Problem description: Using the records below, copy every line that holds the string "progress".

[Element data from apps and pages]
++++++++++++++++++++
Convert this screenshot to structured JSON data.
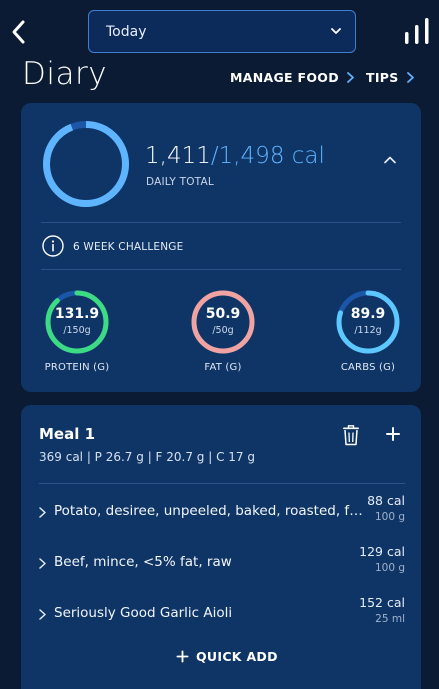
{
  "header": {
    "date_value": "Today",
    "title": "Diary",
    "manage_food_label": "MANAGE FOOD",
    "tips_label": "TIPS"
  },
  "summary": {
    "consumed": "1,411",
    "target": "/1,498 cal",
    "label": "DAILY TOTAL",
    "progress": 0.94,
    "challenge_label": "6 WEEK CHALLENGE",
    "macros": [
      {
        "value": "131.9",
        "target": "/150g",
        "label": "PROTEIN (G)",
        "progress": 0.88,
        "color": "#3ddc84"
      },
      {
        "value": "50.9",
        "target": "/50g",
        "label": "FAT (G)",
        "progress": 1.0,
        "color": "#f0a3a0"
      },
      {
        "value": "89.9",
        "target": "/112g",
        "label": "CARBS (G)",
        "progress": 0.8,
        "color": "#5cc8ff"
      }
    ]
  },
  "meal": {
    "title": "Meal 1",
    "summary": "369 cal | P 26.7 g | F 20.7 g | C 17 g",
    "items": [
      {
        "name": "Potato, desiree, unpeeled, baked, roasted, fr...",
        "cal": "88 cal",
        "amount": "100 g"
      },
      {
        "name": "Beef, mince, <5% fat, raw",
        "cal": "129 cal",
        "amount": "100 g"
      },
      {
        "name": "Seriously Good Garlic Aioli",
        "cal": "152 cal",
        "amount": "25 ml"
      }
    ],
    "quick_add_label": "QUICK ADD"
  },
  "colors": {
    "background": "#0b1b34",
    "card": "#0f3566",
    "accent": "#5fb4ff",
    "ring_track": "#1b56a8"
  }
}
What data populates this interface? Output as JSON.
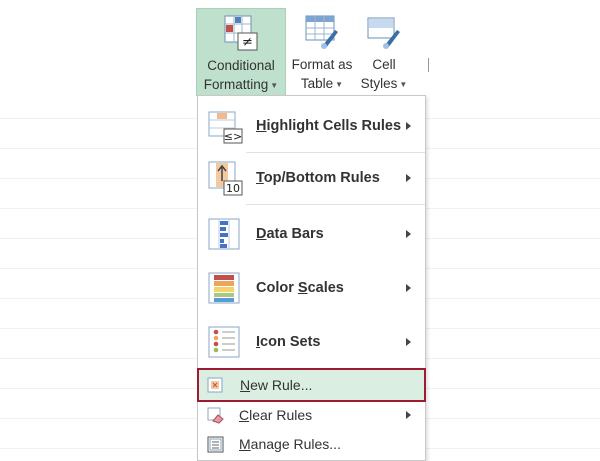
{
  "ribbon": {
    "conditional_formatting": {
      "line1": "Conditional",
      "line2": "Formatting"
    },
    "format_as_table": {
      "line1": "Format as",
      "line2": "Table"
    },
    "cell_styles": {
      "line1": "Cell",
      "line2": "Styles"
    }
  },
  "menu": {
    "items": [
      {
        "pre": "",
        "key": "H",
        "post": "ighlight Cells Rules",
        "submenu": true
      },
      {
        "pre": "",
        "key": "T",
        "post": "op/Bottom Rules",
        "submenu": true
      },
      {
        "pre": "",
        "key": "D",
        "post": "ata Bars",
        "submenu": true
      },
      {
        "pre": "Color ",
        "key": "S",
        "post": "cales",
        "submenu": true
      },
      {
        "pre": "",
        "key": "I",
        "post": "con Sets",
        "submenu": true
      },
      {
        "pre": "",
        "key": "N",
        "post": "ew Rule...",
        "submenu": false,
        "highlighted": true
      },
      {
        "pre": "",
        "key": "C",
        "post": "lear Rules",
        "submenu": true
      },
      {
        "pre": "",
        "key": "M",
        "post": "anage Rules...",
        "submenu": false
      }
    ],
    "top_bottom_badge": "10"
  },
  "colors": {
    "active_button": "#bfe0cc",
    "highlight_border": "#9b1b30",
    "highlight_fill": "#daeee1"
  }
}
++++++++++++++++++++
Answer box:
    "progress": 0.94,
        "progress": 0.88,
        "progress": 1.0,
        "progress": 0.8,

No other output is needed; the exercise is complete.